▶ Information shown:
++++++++

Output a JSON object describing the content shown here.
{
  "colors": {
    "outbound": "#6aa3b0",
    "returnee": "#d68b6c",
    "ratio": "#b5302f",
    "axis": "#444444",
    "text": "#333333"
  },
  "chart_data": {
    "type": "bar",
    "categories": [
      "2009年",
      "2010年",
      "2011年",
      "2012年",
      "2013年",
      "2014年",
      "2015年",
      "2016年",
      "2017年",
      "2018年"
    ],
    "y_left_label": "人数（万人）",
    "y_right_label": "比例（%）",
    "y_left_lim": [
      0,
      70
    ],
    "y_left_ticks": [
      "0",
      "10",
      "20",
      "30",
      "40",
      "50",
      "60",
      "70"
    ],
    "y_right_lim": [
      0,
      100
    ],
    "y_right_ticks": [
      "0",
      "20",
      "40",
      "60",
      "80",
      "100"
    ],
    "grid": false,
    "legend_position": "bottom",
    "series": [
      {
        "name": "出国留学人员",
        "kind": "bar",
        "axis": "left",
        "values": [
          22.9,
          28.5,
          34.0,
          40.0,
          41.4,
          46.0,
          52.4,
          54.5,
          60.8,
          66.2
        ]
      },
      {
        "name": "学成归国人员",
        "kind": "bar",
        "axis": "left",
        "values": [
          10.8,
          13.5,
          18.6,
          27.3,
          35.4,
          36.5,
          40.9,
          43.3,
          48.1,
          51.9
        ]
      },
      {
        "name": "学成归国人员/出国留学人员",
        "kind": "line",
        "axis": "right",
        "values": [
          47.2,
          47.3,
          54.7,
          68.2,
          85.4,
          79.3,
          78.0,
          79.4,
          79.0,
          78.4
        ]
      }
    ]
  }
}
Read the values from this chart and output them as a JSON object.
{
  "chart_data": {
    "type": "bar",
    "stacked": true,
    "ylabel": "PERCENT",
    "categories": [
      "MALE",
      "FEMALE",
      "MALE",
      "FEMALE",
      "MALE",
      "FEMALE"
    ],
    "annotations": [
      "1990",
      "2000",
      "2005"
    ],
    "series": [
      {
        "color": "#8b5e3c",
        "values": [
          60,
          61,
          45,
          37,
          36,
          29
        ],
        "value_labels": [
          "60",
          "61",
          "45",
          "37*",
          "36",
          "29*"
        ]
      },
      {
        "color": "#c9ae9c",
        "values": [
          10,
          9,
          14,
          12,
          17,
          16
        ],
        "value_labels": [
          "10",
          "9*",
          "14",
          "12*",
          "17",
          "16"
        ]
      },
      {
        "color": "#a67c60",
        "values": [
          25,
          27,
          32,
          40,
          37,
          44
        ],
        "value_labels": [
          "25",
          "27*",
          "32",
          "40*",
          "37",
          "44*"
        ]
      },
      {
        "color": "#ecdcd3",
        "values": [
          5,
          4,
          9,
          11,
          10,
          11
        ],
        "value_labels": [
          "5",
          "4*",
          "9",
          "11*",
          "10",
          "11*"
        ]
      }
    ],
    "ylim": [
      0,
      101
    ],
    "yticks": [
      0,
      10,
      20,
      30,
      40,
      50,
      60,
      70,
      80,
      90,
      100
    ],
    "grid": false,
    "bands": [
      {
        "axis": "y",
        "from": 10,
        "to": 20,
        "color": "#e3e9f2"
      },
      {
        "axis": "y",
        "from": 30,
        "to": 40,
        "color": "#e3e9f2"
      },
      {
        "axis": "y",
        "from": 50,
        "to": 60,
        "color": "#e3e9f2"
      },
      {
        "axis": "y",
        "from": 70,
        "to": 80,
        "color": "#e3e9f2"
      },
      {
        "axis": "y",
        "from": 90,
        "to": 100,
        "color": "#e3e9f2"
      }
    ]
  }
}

++++++++

Copy out all of the records above with nothing altered.

▶ Solution for this exercise:
Output a JSON object describing the content shown here.
{
  "colors": {
    "outbound": "#6aa3b0",
    "returnee": "#d68b6c",
    "ratio": "#b5302f",
    "axis": "#444444",
    "text": "#333333"
  },
  "chart_data": {
    "type": "bar",
    "categories": [
      "2009年",
      "2010年",
      "2011年",
      "2012年",
      "2013年",
      "2014年",
      "2015年",
      "2016年",
      "2017年",
      "2018年"
    ],
    "y_left_label": "人数（万人）",
    "y_right_label": "比例（%）",
    "y_left_lim": [
      0,
      70
    ],
    "y_left_ticks": [
      "0",
      "10",
      "20",
      "30",
      "40",
      "50",
      "60",
      "70"
    ],
    "y_right_lim": [
      0,
      100
    ],
    "y_right_ticks": [
      "0",
      "20",
      "40",
      "60",
      "80",
      "100"
    ],
    "grid": false,
    "legend_position": "bottom",
    "series": [
      {
        "name": "出国留学人员",
        "kind": "bar",
        "axis": "left",
        "values": [
          22.9,
          28.5,
          34.0,
          40.0,
          41.4,
          46.0,
          52.4,
          54.5,
          60.8,
          66.2
        ]
      },
      {
        "name": "学成归国人员",
        "kind": "bar",
        "axis": "left",
        "values": [
          10.8,
          13.5,
          18.6,
          27.3,
          35.4,
          36.5,
          40.9,
          43.3,
          48.1,
          51.9
        ]
      },
      {
        "name": "学成归国人员/出国留学人员",
        "kind": "line",
        "axis": "right",
        "values": [
          47.2,
          47.3,
          54.7,
          68.2,
          85.4,
          79.3,
          78.0,
          79.4,
          79.0,
          78.4
        ]
      }
    ]
  }
}
Read the values from this chart and output them as a JSON object.
{
  "chart_data": {
    "type": "bar",
    "stacked": true,
    "ylabel": "PERCENT",
    "categories": [
      "MALE",
      "FEMALE",
      "MALE",
      "FEMALE",
      "MALE",
      "FEMALE"
    ],
    "annotations": [
      "1990",
      "2000",
      "2005"
    ],
    "series": [
      {
        "color": "#8b5e3c",
        "values": [
          60,
          61,
          45,
          37,
          36,
          29
        ],
        "value_labels": [
          "60",
          "61",
          "45",
          "37*",
          "36",
          "29*"
        ]
      },
      {
        "color": "#c9ae9c",
        "values": [
          10,
          9,
          14,
          12,
          17,
          16
        ],
        "value_labels": [
          "10",
          "9*",
          "14",
          "12*",
          "17",
          "16"
        ]
      },
      {
        "color": "#a67c60",
        "values": [
          25,
          27,
          32,
          40,
          37,
          44
        ],
        "value_labels": [
          "25",
          "27*",
          "32",
          "40*",
          "37",
          "44*"
        ]
      },
      {
        "color": "#ecdcd3",
        "values": [
          5,
          4,
          9,
          11,
          10,
          11
        ],
        "value_labels": [
          "5",
          "4*",
          "9",
          "11*",
          "10",
          "11*"
        ]
      }
    ],
    "ylim": [
      0,
      101
    ],
    "yticks": [
      0,
      10,
      20,
      30,
      40,
      50,
      60,
      70,
      80,
      90,
      100
    ],
    "grid": false,
    "bands": [
      {
        "axis": "y",
        "from": 10,
        "to": 20,
        "color": "#e3e9f2"
      },
      {
        "axis": "y",
        "from": 30,
        "to": 40,
        "color": "#e3e9f2"
      },
      {
        "axis": "y",
        "from": 50,
        "to": 60,
        "color": "#e3e9f2"
      },
      {
        "axis": "y",
        "from": 70,
        "to": 80,
        "color": "#e3e9f2"
      },
      {
        "axis": "y",
        "from": 90,
        "to": 100,
        "color": "#e3e9f2"
      }
    ]
  }
}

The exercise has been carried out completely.